• Instruction: Write out each line in which the string "because" is present.

• Records supplied:
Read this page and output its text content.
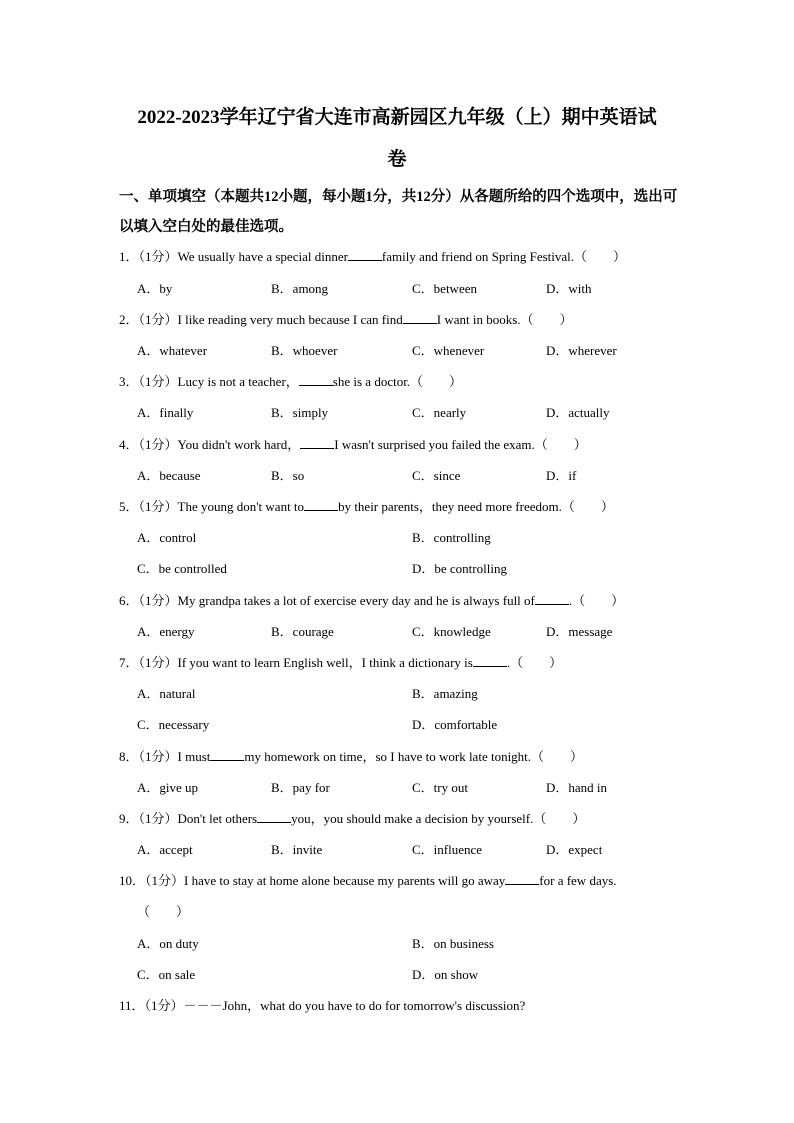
2022-2023学年辽宁省大连市高新园区九年级（上）期中英语试
卷
一、单项填空（本题共12小题，每小题1分，共12分）从各题所给的四个选项中，选出可以填入空白处的最佳选项。
1．（1分）We usually have a special dinner	family and friend on Spring Festival.（　　）
A．by	B．among	C．between	D．with
2．（1分）I like reading very much because I can find	I want in books.（　　）
A．whatever	B．whoever	C．whenever	D．wherever
3．（1分）Lucy is not a teacher，	she is a doctor.（　　）
A．finally	B．simply	C．nearly	D．actually
4．（1分）You didn't work hard，	I wasn't surprised you failed the exam.（　　）
A．because	B．so	C．since	D．if
5．（1分）The young don't want to	by their parents，they need more freedom.（　　）
A．control	B．controlling
C．be controlled	D．be controlling
6．（1分）My grandpa takes a lot of exercise every day and he is always full of	.（　　）
A．energy	B．courage	C．knowledge	D．message
7．（1分）If you want to learn English well，I think a dictionary is	.（　　）
A．natural	B．amazing
C．necessary	D．comfortable
8．（1分）I must	my homework on time，so I have to work late tonight.（　　）
A．give up	B．pay for	C．try out	D．hand in
9．（1分）Don't let others	you，you should make a decision by yourself.（　　）
A．accept	B．invite	C．influence	D．expect
10．（1分）I have to stay at home alone because my parents will go away	for a few days.
（　　）
A．on duty	B．on business
C．on sale	D．on show
11．（1分）－－－John，what do you have to do for tomorrow's discussion?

• The solution:
2．（1分）I like reading very much because I can find	I want in books.（　　）
A．because	B．so	C．since	D．if
10．（1分）I have to stay at home alone because my parents will go away	for a few days.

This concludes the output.